Stored data

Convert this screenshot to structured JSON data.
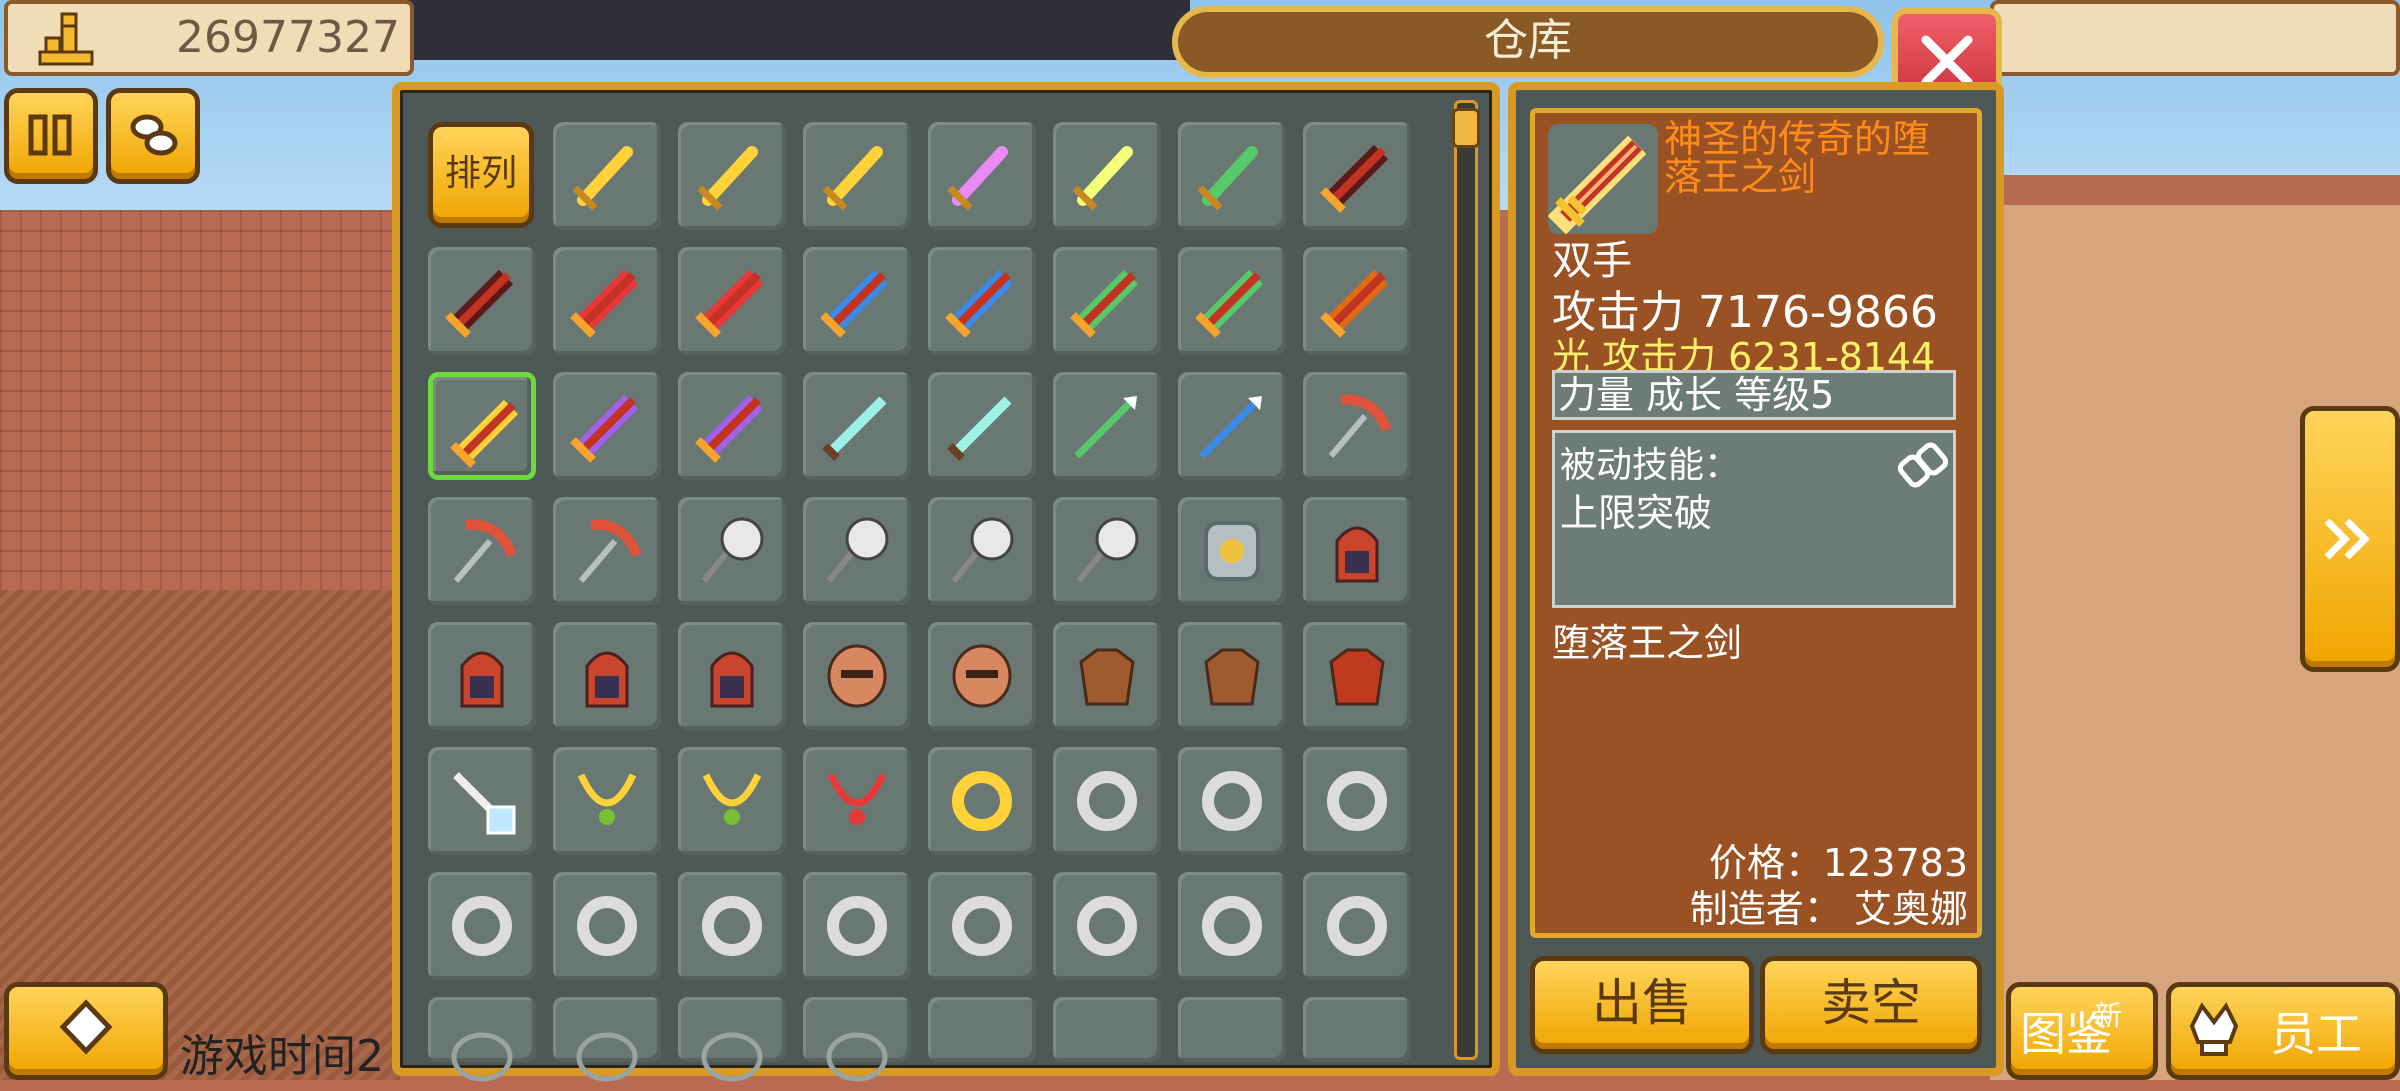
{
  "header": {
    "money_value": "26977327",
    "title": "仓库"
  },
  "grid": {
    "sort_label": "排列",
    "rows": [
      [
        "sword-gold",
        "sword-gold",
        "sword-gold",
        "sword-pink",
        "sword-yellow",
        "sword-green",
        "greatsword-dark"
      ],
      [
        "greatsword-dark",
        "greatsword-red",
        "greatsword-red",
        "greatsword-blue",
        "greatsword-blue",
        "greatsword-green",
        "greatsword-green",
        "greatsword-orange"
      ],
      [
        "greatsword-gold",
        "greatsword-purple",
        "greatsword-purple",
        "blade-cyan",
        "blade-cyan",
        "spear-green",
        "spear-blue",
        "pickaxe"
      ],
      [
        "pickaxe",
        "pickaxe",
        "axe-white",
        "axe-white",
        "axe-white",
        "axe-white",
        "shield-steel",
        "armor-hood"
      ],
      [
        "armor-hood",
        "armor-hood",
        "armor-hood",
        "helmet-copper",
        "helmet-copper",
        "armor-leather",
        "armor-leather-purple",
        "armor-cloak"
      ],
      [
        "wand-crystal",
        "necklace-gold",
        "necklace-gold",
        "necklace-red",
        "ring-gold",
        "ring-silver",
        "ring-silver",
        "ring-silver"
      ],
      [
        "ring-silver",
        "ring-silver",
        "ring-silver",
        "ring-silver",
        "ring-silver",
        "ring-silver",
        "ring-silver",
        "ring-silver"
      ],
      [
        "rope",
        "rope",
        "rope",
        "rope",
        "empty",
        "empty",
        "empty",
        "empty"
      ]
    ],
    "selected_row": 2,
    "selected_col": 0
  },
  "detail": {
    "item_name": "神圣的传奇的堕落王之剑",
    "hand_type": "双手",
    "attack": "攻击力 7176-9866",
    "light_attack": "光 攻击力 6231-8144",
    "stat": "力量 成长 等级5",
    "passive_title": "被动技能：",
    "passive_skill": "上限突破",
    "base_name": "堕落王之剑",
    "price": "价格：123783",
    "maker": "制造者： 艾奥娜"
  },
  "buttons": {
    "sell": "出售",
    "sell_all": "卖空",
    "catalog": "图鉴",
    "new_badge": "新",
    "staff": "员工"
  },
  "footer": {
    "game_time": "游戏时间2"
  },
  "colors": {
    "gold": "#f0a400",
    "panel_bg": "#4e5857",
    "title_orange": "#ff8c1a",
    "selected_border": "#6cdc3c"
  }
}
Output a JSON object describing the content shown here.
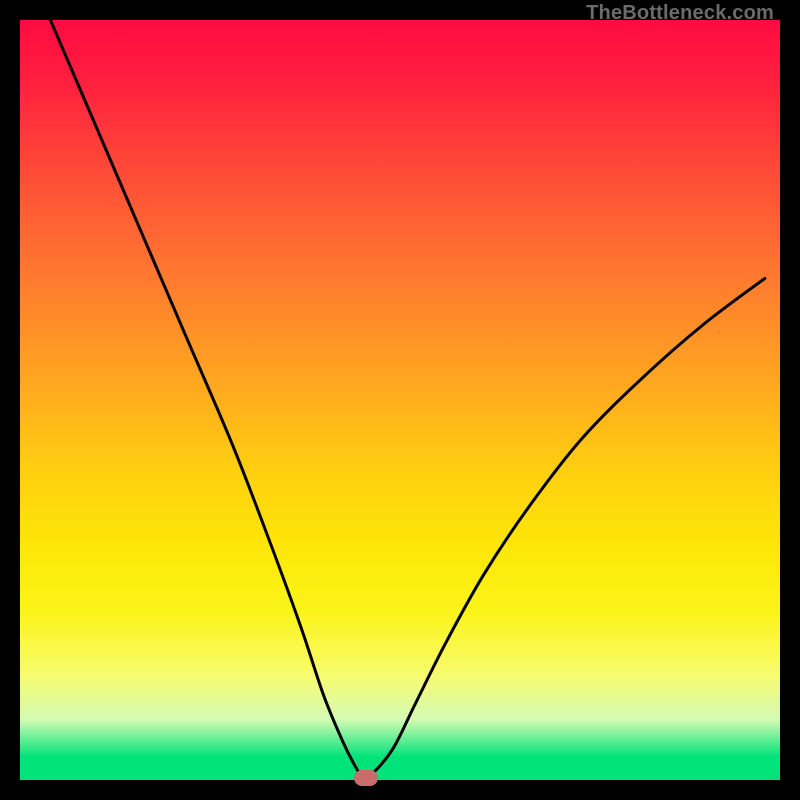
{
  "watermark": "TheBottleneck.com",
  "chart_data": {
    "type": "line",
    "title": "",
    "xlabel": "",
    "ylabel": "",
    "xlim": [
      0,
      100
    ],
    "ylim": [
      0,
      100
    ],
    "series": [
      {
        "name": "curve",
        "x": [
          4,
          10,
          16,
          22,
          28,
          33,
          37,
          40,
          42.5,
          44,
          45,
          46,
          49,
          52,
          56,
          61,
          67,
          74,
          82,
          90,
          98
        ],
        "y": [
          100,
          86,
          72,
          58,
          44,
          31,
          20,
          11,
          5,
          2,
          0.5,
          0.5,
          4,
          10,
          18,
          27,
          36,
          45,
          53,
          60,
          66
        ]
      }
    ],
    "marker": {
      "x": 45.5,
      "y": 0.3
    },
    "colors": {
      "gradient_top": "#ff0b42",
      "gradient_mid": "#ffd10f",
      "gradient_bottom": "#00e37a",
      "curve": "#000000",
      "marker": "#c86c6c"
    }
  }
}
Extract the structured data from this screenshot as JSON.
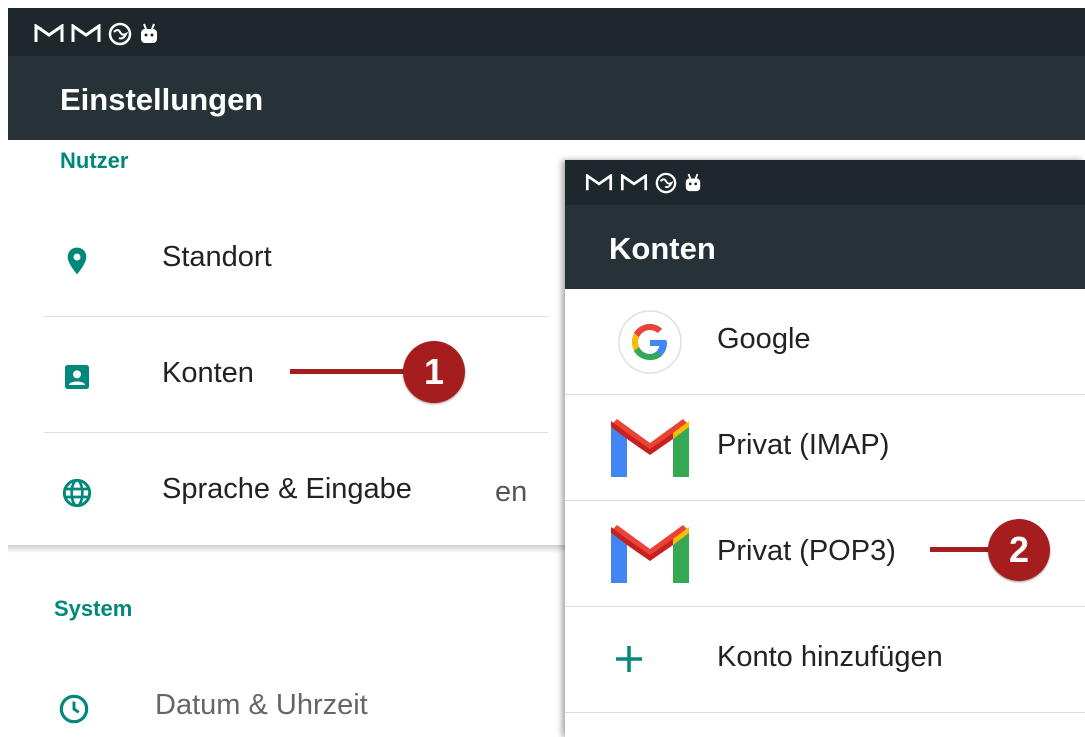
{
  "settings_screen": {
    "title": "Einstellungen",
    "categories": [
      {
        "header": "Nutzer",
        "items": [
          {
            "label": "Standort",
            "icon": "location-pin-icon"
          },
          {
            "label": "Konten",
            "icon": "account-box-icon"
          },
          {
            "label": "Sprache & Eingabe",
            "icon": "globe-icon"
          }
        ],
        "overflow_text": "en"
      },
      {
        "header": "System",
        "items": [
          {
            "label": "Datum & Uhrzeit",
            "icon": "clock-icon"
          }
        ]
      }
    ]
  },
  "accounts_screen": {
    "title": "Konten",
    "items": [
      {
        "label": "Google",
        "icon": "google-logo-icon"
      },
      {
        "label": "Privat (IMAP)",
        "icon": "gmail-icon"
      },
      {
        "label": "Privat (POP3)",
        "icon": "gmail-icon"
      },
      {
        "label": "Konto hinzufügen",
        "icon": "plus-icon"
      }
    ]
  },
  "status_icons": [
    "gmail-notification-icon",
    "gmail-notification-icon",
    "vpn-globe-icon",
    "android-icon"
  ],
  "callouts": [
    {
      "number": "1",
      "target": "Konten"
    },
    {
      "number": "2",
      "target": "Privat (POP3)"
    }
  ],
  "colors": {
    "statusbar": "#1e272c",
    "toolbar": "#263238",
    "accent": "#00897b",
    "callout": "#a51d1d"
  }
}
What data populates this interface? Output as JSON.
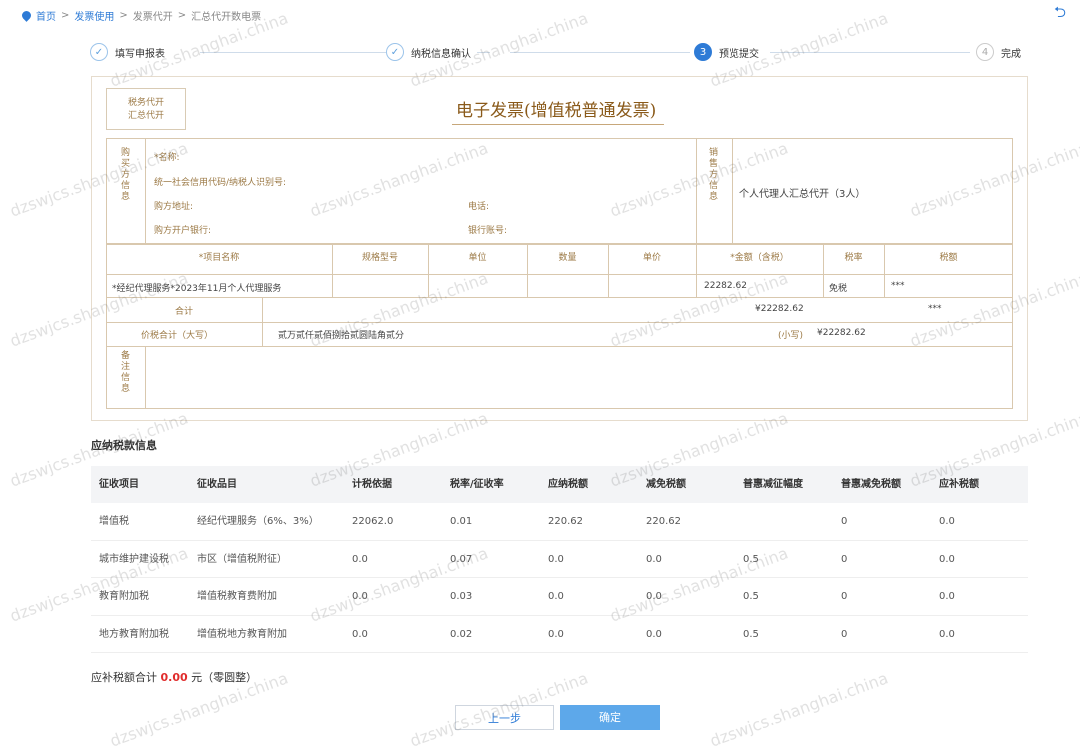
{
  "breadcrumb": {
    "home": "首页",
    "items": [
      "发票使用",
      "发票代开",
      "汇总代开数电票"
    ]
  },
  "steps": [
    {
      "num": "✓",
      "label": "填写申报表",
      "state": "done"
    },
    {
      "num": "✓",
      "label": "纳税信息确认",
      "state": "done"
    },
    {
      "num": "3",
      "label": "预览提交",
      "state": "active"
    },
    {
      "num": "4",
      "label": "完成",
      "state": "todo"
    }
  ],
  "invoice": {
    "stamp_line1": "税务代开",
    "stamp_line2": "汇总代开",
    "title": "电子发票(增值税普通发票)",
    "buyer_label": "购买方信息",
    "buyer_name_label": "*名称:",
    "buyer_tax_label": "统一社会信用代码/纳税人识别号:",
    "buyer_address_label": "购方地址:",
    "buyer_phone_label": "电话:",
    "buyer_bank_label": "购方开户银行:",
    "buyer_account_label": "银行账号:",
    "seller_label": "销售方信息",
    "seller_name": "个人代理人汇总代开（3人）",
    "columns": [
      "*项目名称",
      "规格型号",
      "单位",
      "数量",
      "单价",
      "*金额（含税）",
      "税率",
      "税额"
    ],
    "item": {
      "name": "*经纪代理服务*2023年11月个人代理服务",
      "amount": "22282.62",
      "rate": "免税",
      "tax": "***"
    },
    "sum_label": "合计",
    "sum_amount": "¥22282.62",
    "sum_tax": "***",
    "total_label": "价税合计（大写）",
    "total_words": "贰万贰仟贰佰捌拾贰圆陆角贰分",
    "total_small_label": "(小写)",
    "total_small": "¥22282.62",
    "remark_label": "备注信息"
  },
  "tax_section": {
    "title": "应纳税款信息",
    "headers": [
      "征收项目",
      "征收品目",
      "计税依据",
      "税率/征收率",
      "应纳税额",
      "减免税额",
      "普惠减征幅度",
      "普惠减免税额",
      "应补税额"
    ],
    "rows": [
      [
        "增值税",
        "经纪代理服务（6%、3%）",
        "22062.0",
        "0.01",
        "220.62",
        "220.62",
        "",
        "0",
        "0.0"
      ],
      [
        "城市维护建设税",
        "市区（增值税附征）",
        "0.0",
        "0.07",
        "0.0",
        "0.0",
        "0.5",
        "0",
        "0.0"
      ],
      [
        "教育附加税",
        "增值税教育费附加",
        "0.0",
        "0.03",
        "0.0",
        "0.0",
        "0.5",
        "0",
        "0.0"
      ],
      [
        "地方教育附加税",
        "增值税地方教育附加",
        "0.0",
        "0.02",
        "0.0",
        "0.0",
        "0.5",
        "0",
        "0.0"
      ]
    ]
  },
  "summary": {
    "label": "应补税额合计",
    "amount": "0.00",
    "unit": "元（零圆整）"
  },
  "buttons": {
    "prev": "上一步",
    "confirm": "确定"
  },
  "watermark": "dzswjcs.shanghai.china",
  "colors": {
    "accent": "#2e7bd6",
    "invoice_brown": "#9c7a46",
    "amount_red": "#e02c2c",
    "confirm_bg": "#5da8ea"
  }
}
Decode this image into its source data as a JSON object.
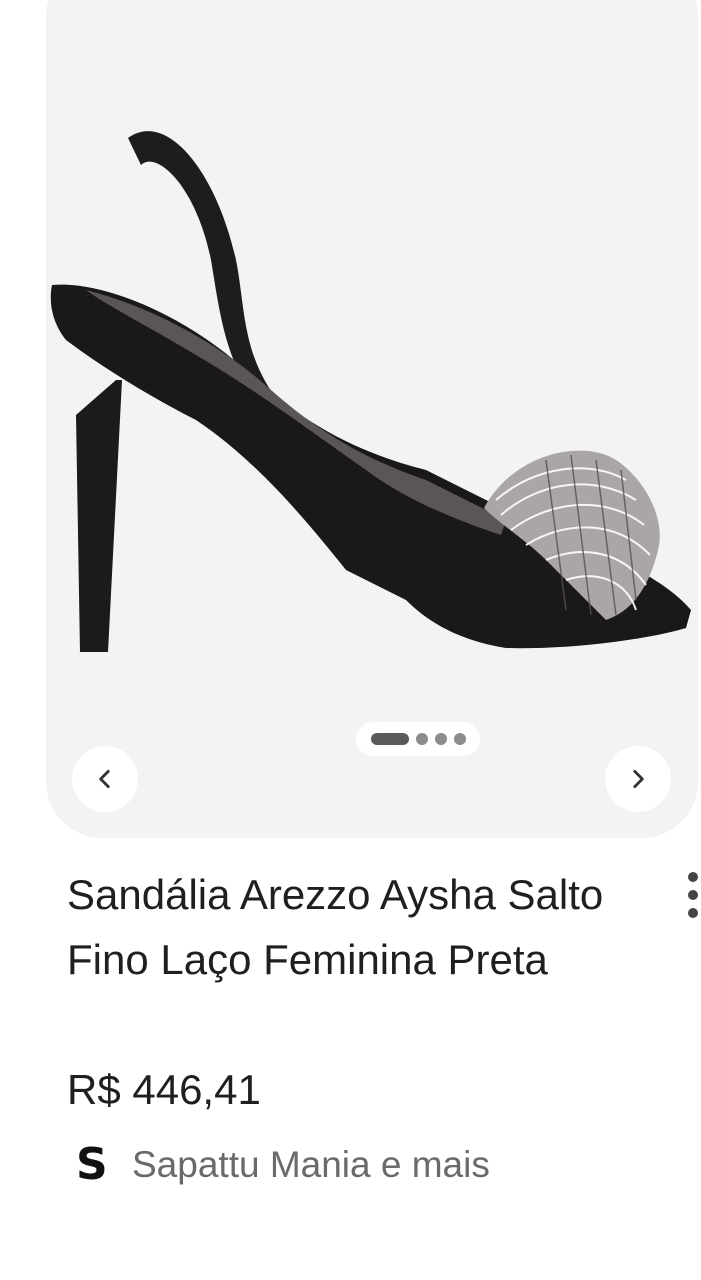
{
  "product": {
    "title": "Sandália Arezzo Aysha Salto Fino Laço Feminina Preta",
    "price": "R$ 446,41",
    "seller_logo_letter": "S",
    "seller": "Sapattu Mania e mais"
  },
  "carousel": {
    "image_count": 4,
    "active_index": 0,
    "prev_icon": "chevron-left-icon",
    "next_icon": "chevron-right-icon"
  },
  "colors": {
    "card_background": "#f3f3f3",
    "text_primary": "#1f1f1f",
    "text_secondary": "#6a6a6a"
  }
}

• **WHAT THIS TASK INVOLVES**:
Without the pictures, repeat exactly the lines running from the line containing "Decode this image" through the end of the data, both ends included.

• **RESPONSE**:
Decode this image into its source data as a JSON object.
{
  "product": {
    "title": "Sandália Arezzo Aysha Salto Fino Laço Feminina Preta",
    "price": "R$ 446,41",
    "seller_logo_letter": "S",
    "seller": "Sapattu Mania e mais"
  },
  "carousel": {
    "image_count": 4,
    "active_index": 0,
    "prev_icon": "chevron-left-icon",
    "next_icon": "chevron-right-icon"
  },
  "colors": {
    "card_background": "#f3f3f3",
    "text_primary": "#1f1f1f",
    "text_secondary": "#6a6a6a"
  }
}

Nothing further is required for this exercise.